→ **Data entries**
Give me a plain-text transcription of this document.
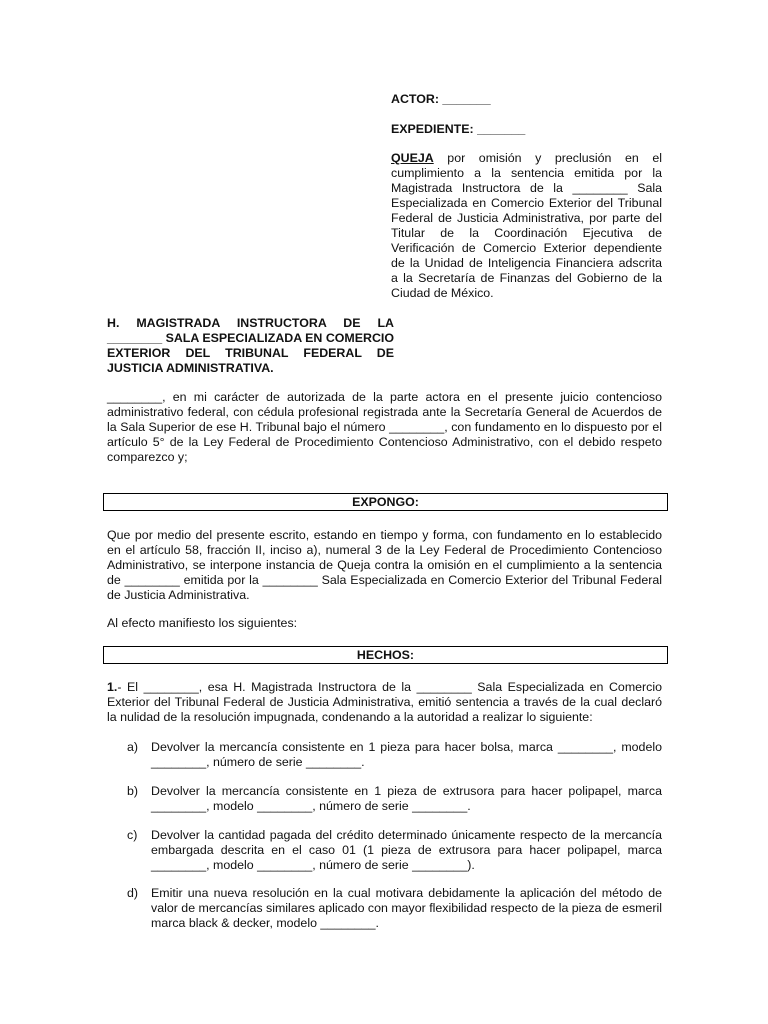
ACTOR: _______
EXPEDIENTE: _______
QUEJA por omisión y preclusión en el cumplimiento a la sentencia emitida por la Magistrada Instructora de la ________ Sala Especializada en Comercio Exterior del Tribunal Federal de Justicia Administrativa, por parte del Titular de la Coordinación Ejecutiva de Verificación de Comercio Exterior dependiente de la Unidad de Inteligencia Financiera adscrita a la Secretaría de Finanzas del Gobierno de la Ciudad de México.
H. MAGISTRADA INSTRUCTORA DE LA ________ SALA ESPECIALIZADA EN COMERCIO EXTERIOR DEL TRIBUNAL FEDERAL DE JUSTICIA ADMINISTRATIVA.
________, en mi carácter de autorizada de la parte actora en el presente juicio contencioso administrativo federal, con cédula profesional registrada ante la Secretaría General de Acuerdos de la Sala Superior de ese H. Tribunal bajo el número ________, con fundamento en lo dispuesto por el artículo 5° de la Ley Federal de Procedimiento Contencioso Administrativo, con el debido respeto comparezco y;
EXPONGO:
Que por medio del presente escrito, estando en tiempo y forma, con fundamento en lo establecido en el artículo 58, fracción II, inciso a), numeral 3 de la Ley Federal de Procedimiento Contencioso Administrativo, se interpone instancia de Queja contra la omisión en el cumplimiento a la sentencia de ________ emitida por la ________ Sala Especializada en Comercio Exterior del Tribunal Federal de Justicia Administrativa.
Al efecto manifiesto los siguientes:
HECHOS:
1.- El ________, esa H. Magistrada Instructora de la ________ Sala Especializada en Comercio Exterior del Tribunal Federal de Justicia Administrativa, emitió sentencia a través de la cual declaró la nulidad de la resolución impugnada, condenando a la autoridad a realizar lo siguiente:
a)	Devolver la mercancía consistente en 1 pieza para hacer bolsa, marca ________, modelo ________, número de serie ________.
b)	Devolver la mercancía consistente en 1 pieza de extrusora para hacer polipapel, marca ________, modelo ________, número de serie ________.
c)	Devolver la cantidad pagada del crédito determinado únicamente respecto de la mercancía embargada descrita en el caso 01 (1 pieza de extrusora para hacer polipapel, marca ________, modelo ________, número de serie ________).
d)	Emitir una nueva resolución en la cual motivara debidamente la aplicación del método de valor de mercancías similares aplicado con mayor flexibilidad respecto de la pieza de esmeril marca black & decker, modelo ________.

→ **Task brief**
Output the material word for word, omitting its pictures.

→ **Exercise solution**
Give me a plain-text transcription of this document.
ACTOR: _______
EXPEDIENTE: _______
QUEJA por omisión y preclusión en el cumplimiento a la sentencia emitida por la Magistrada Instructora de la ________ Sala Especializada en Comercio Exterior del Tribunal Federal de Justicia Administrativa, por parte del Titular de la Coordinación Ejecutiva de Verificación de Comercio Exterior dependiente de la Unidad de Inteligencia Financiera adscrita a la Secretaría de Finanzas del Gobierno de la Ciudad de México.
H. MAGISTRADA INSTRUCTORA DE LA ________ SALA ESPECIALIZADA EN COMERCIO EXTERIOR DEL TRIBUNAL FEDERAL DE JUSTICIA ADMINISTRATIVA.
________, en mi carácter de autorizada de la parte actora en el presente juicio contencioso administrativo federal, con cédula profesional registrada ante la Secretaría General de Acuerdos de la Sala Superior de ese H. Tribunal bajo el número ________, con fundamento en lo dispuesto por el artículo 5° de la Ley Federal de Procedimiento Contencioso Administrativo, con el debido respeto comparezco y;
EXPONGO:
Que por medio del presente escrito, estando en tiempo y forma, con fundamento en lo establecido en el artículo 58, fracción II, inciso a), numeral 3 de la Ley Federal de Procedimiento Contencioso Administrativo, se interpone instancia de Queja contra la omisión en el cumplimiento a la sentencia de ________ emitida por la ________ Sala Especializada en Comercio Exterior del Tribunal Federal de Justicia Administrativa.
Al efecto manifiesto los siguientes:
HECHOS:
1.- El ________, esa H. Magistrada Instructora de la ________ Sala Especializada en Comercio Exterior del Tribunal Federal de Justicia Administrativa, emitió sentencia a través de la cual declaró la nulidad de la resolución impugnada, condenando a la autoridad a realizar lo siguiente:
a)	Devolver la mercancía consistente en 1 pieza para hacer bolsa, marca ________, modelo ________, número de serie ________.
b)	Devolver la mercancía consistente en 1 pieza de extrusora para hacer polipapel, marca ________, modelo ________, número de serie ________.
c)	Devolver la cantidad pagada del crédito determinado únicamente respecto de la mercancía embargada descrita en el caso 01 (1 pieza de extrusora para hacer polipapel, marca ________, modelo ________, número de serie ________).
d)	Emitir una nueva resolución en la cual motivara debidamente la aplicación del método de valor de mercancías similares aplicado con mayor flexibilidad respecto de la pieza de esmeril marca black & decker, modelo ________.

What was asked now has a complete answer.